* **Given records**:
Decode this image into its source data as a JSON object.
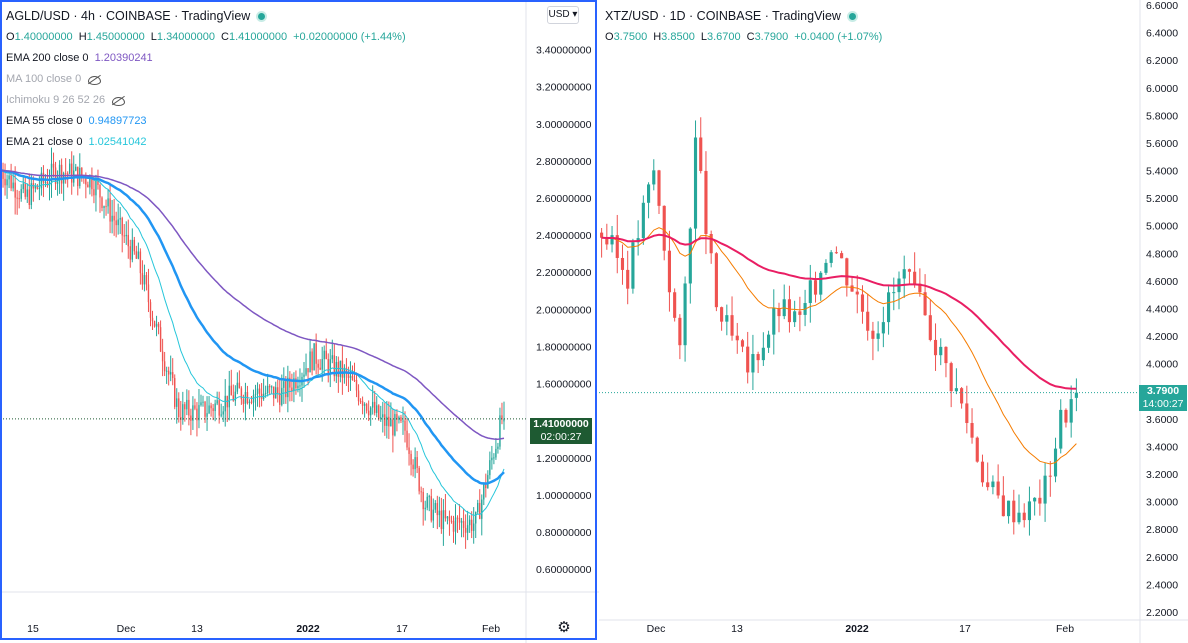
{
  "left_chart": {
    "symbol_title": "AGLD/USD · 4h · COINBASE · TradingView",
    "ohlc": {
      "o_label": "O",
      "o": "1.40000000",
      "h_label": "H",
      "h": "1.45000000",
      "l_label": "L",
      "l": "1.34000000",
      "c_label": "C",
      "c": "1.41000000",
      "change": "+0.02000000 (+1.44%)"
    },
    "indicators": [
      {
        "label": "EMA 200 close 0",
        "value": "1.20390241",
        "color": "#7e57c2",
        "hidden": false
      },
      {
        "label": "MA 100 close 0",
        "value": "",
        "color": "#a4a7af",
        "hidden": true
      },
      {
        "label": "Ichimoku 9 26 52 26",
        "value": "",
        "color": "#a4a7af",
        "hidden": true
      },
      {
        "label": "EMA 55 close 0",
        "value": "0.94897723",
        "color": "#2196f3",
        "hidden": false
      },
      {
        "label": "EMA 21 close 0",
        "value": "1.02541042",
        "color": "#26c6da",
        "hidden": false
      }
    ],
    "currency_button": "USD ▾",
    "price_label": "1.41000000",
    "countdown": "02:00:27",
    "y_ticks": [
      "3.40000000",
      "3.20000000",
      "3.00000000",
      "2.80000000",
      "2.60000000",
      "2.40000000",
      "2.20000000",
      "2.00000000",
      "1.80000000",
      "1.60000000",
      "1.20000000",
      "1.00000000",
      "0.80000000",
      "0.60000000"
    ],
    "x_ticks": [
      "15",
      "Dec",
      "13",
      "2022",
      "17",
      "Feb"
    ]
  },
  "right_chart": {
    "symbol_title": "XTZ/USD · 1D · COINBASE · TradingView",
    "ohlc": {
      "o_label": "O",
      "o": "3.7500",
      "h_label": "H",
      "h": "3.8500",
      "l_label": "L",
      "l": "3.6700",
      "c_label": "C",
      "c": "3.7900",
      "change": "+0.0400 (+1.07%)"
    },
    "price_label": "3.7900",
    "countdown": "14:00:27",
    "y_ticks": [
      "6.6000",
      "6.4000",
      "6.2000",
      "6.0000",
      "5.8000",
      "5.6000",
      "5.4000",
      "5.2000",
      "5.0000",
      "4.8000",
      "4.6000",
      "4.4000",
      "4.2000",
      "4.0000",
      "3.6000",
      "3.4000",
      "3.2000",
      "3.0000",
      "2.8000",
      "2.6000",
      "2.4000",
      "2.2000"
    ],
    "x_ticks": [
      "Dec",
      "13",
      "2022",
      "17",
      "Feb"
    ]
  },
  "colors": {
    "up": "#26a69a",
    "down": "#ef5350",
    "accent": "#2962ff"
  },
  "chart_data": [
    {
      "type": "candlestick",
      "title": "AGLD/USD · 4h · COINBASE · TradingView",
      "ylim": [
        0.52,
        3.5
      ],
      "last_close": 1.41,
      "key_points": {
        "x_index": [
          0,
          12,
          28,
          45,
          68,
          88,
          100,
          118,
          140,
          155,
          170,
          188,
          200,
          210,
          220,
          235,
          248
        ],
        "close": [
          2.75,
          2.6,
          2.75,
          2.7,
          2.25,
          1.45,
          1.45,
          1.55,
          1.55,
          1.75,
          1.65,
          1.4,
          1.35,
          0.95,
          0.85,
          0.85,
          1.41
        ]
      },
      "series": [
        {
          "name": "EMA 200 close 0",
          "last": 1.20390241
        },
        {
          "name": "EMA 55 close 0",
          "last": 0.94897723
        },
        {
          "name": "EMA 21 close 0",
          "last": 1.02541042
        }
      ]
    },
    {
      "type": "candlestick",
      "title": "XTZ/USD · 1D · COINBASE · TradingView",
      "ylim": [
        2.2,
        6.6
      ],
      "last_close": 3.79,
      "key_points": {
        "x_index": [
          0,
          5,
          10,
          15,
          18,
          22,
          28,
          34,
          38,
          44,
          52,
          58,
          63,
          68,
          70,
          74,
          78,
          82,
          85,
          88,
          91
        ],
        "close": [
          4.95,
          4.65,
          5.4,
          4.05,
          5.6,
          4.4,
          3.95,
          4.4,
          4.3,
          4.9,
          4.25,
          4.65,
          4.25,
          3.8,
          3.6,
          3.1,
          2.95,
          2.95,
          3.1,
          3.6,
          3.79
        ]
      }
    }
  ]
}
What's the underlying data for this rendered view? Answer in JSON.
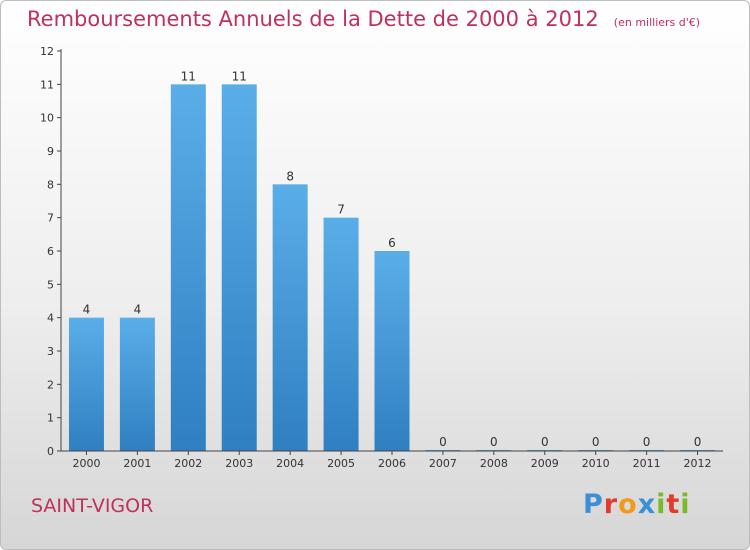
{
  "header": {
    "title": "Remboursements Annuels de la Dette de 2000 à 2012",
    "subtitle": "(en milliers d'€)"
  },
  "footer": {
    "commune": "SAINT-VIGOR",
    "brand": "Proxiti"
  },
  "colors": {
    "title": "#c0305a",
    "bar_light": "#5aaee8",
    "bar_dark": "#2f7fc1",
    "brand_letters": [
      "#3b8fd6",
      "#e33b2a",
      "#f29a1d",
      "#3b8fd6",
      "#7ab928",
      "#e33b2a",
      "#7ab928"
    ]
  },
  "chart_data": {
    "type": "bar",
    "title": "Remboursements Annuels de la Dette de 2000 à 2012",
    "subtitle": "(en milliers d'€)",
    "categories": [
      "2000",
      "2001",
      "2002",
      "2003",
      "2004",
      "2005",
      "2006",
      "2007",
      "2008",
      "2009",
      "2010",
      "2011",
      "2012"
    ],
    "values": [
      4,
      4,
      11,
      11,
      8,
      7,
      6,
      0,
      0,
      0,
      0,
      0,
      0
    ],
    "value_labels": [
      "4",
      "4",
      "11",
      "11",
      "8",
      "7",
      "6",
      "0",
      "0",
      "0",
      "0",
      "0",
      "0"
    ],
    "y_ticks": [
      "0",
      "1",
      "2",
      "3",
      "4",
      "5",
      "6",
      "7",
      "8",
      "9",
      "10",
      "11",
      "12"
    ],
    "ylim": [
      0,
      12
    ],
    "xlabel": "",
    "ylabel": "",
    "grid": false,
    "legend": "none"
  }
}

* **Given problem**:
List the lines of the material in which the word "subtitle" occurs.

* **Task response**:
    "subtitle": "(en milliers d'€)"
    "subtitle": "(en milliers d'€)",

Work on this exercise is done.